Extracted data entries
··········

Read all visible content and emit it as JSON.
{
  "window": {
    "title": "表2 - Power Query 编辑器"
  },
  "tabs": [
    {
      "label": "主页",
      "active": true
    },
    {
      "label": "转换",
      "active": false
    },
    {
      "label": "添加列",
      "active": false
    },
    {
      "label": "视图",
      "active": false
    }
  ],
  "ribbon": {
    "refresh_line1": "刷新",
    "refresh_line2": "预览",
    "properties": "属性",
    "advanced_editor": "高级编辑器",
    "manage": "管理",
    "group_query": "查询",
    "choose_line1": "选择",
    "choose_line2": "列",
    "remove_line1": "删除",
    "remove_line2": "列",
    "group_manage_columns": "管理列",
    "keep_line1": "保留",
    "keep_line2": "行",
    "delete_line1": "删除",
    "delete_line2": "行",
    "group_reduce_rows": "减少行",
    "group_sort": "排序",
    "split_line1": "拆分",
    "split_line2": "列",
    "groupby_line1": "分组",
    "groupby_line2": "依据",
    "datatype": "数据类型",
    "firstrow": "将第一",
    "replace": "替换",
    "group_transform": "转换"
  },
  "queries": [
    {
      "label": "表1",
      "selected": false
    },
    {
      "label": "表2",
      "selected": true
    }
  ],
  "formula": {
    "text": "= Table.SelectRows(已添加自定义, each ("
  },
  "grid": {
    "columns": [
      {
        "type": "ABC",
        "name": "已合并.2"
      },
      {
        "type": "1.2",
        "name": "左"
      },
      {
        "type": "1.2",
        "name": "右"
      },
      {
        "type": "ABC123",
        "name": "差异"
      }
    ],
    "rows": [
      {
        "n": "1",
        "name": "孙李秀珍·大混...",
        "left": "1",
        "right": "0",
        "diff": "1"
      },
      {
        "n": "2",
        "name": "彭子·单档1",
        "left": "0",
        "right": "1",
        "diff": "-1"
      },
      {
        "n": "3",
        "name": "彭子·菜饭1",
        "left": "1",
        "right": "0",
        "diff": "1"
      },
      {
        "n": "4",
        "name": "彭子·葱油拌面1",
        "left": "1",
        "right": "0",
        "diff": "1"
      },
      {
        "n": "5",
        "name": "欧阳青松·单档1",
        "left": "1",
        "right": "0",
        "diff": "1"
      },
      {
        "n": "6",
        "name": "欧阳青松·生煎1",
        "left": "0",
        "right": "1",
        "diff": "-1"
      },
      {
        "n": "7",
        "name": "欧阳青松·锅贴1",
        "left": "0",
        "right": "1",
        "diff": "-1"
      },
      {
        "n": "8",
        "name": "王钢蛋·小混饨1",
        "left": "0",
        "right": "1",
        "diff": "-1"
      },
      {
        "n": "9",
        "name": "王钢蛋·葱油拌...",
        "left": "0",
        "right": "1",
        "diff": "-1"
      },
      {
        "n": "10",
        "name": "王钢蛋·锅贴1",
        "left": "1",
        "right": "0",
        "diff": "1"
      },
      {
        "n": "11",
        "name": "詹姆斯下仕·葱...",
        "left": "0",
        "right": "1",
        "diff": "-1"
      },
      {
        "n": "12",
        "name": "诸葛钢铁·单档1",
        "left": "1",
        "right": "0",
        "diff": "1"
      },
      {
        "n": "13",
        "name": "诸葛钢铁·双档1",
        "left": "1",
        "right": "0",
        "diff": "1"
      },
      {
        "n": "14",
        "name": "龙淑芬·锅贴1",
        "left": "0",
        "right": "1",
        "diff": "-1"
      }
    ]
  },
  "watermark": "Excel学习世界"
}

··········

**JOB**
Give a word-for-word copy of the records.

**CORRECT ANSWER**
Read all visible content and emit it as JSON.
{
  "window": {
    "title": "表2 - Power Query 编辑器"
  },
  "tabs": [
    {
      "label": "主页",
      "active": true
    },
    {
      "label": "转换",
      "active": false
    },
    {
      "label": "添加列",
      "active": false
    },
    {
      "label": "视图",
      "active": false
    }
  ],
  "ribbon": {
    "refresh_line1": "刷新",
    "refresh_line2": "预览",
    "properties": "属性",
    "advanced_editor": "高级编辑器",
    "manage": "管理",
    "group_query": "查询",
    "choose_line1": "选择",
    "choose_line2": "列",
    "remove_line1": "删除",
    "remove_line2": "列",
    "group_manage_columns": "管理列",
    "keep_line1": "保留",
    "keep_line2": "行",
    "delete_line1": "删除",
    "delete_line2": "行",
    "group_reduce_rows": "减少行",
    "group_sort": "排序",
    "split_line1": "拆分",
    "split_line2": "列",
    "groupby_line1": "分组",
    "groupby_line2": "依据",
    "datatype": "数据类型",
    "firstrow": "将第一",
    "replace": "替换",
    "group_transform": "转换"
  },
  "queries": [
    {
      "label": "表1",
      "selected": false
    },
    {
      "label": "表2",
      "selected": true
    }
  ],
  "formula": {
    "text": "= Table.SelectRows(已添加自定义, each ("
  },
  "grid": {
    "columns": [
      {
        "type": "ABC",
        "name": "已合并.2"
      },
      {
        "type": "1.2",
        "name": "左"
      },
      {
        "type": "1.2",
        "name": "右"
      },
      {
        "type": "ABC123",
        "name": "差异"
      }
    ],
    "rows": [
      {
        "n": "1",
        "name": "孙李秀珍·大混...",
        "left": "1",
        "right": "0",
        "diff": "1"
      },
      {
        "n": "2",
        "name": "彭子·单档1",
        "left": "0",
        "right": "1",
        "diff": "-1"
      },
      {
        "n": "3",
        "name": "彭子·菜饭1",
        "left": "1",
        "right": "0",
        "diff": "1"
      },
      {
        "n": "4",
        "name": "彭子·葱油拌面1",
        "left": "1",
        "right": "0",
        "diff": "1"
      },
      {
        "n": "5",
        "name": "欧阳青松·单档1",
        "left": "1",
        "right": "0",
        "diff": "1"
      },
      {
        "n": "6",
        "name": "欧阳青松·生煎1",
        "left": "0",
        "right": "1",
        "diff": "-1"
      },
      {
        "n": "7",
        "name": "欧阳青松·锅贴1",
        "left": "0",
        "right": "1",
        "diff": "-1"
      },
      {
        "n": "8",
        "name": "王钢蛋·小混饨1",
        "left": "0",
        "right": "1",
        "diff": "-1"
      },
      {
        "n": "9",
        "name": "王钢蛋·葱油拌...",
        "left": "0",
        "right": "1",
        "diff": "-1"
      },
      {
        "n": "10",
        "name": "王钢蛋·锅贴1",
        "left": "1",
        "right": "0",
        "diff": "1"
      },
      {
        "n": "11",
        "name": "詹姆斯下仕·葱...",
        "left": "0",
        "right": "1",
        "diff": "-1"
      },
      {
        "n": "12",
        "name": "诸葛钢铁·单档1",
        "left": "1",
        "right": "0",
        "diff": "1"
      },
      {
        "n": "13",
        "name": "诸葛钢铁·双档1",
        "left": "1",
        "right": "0",
        "diff": "1"
      },
      {
        "n": "14",
        "name": "龙淑芬·锅贴1",
        "left": "0",
        "right": "1",
        "diff": "-1"
      }
    ]
  },
  "watermark": "Excel学习世界"
}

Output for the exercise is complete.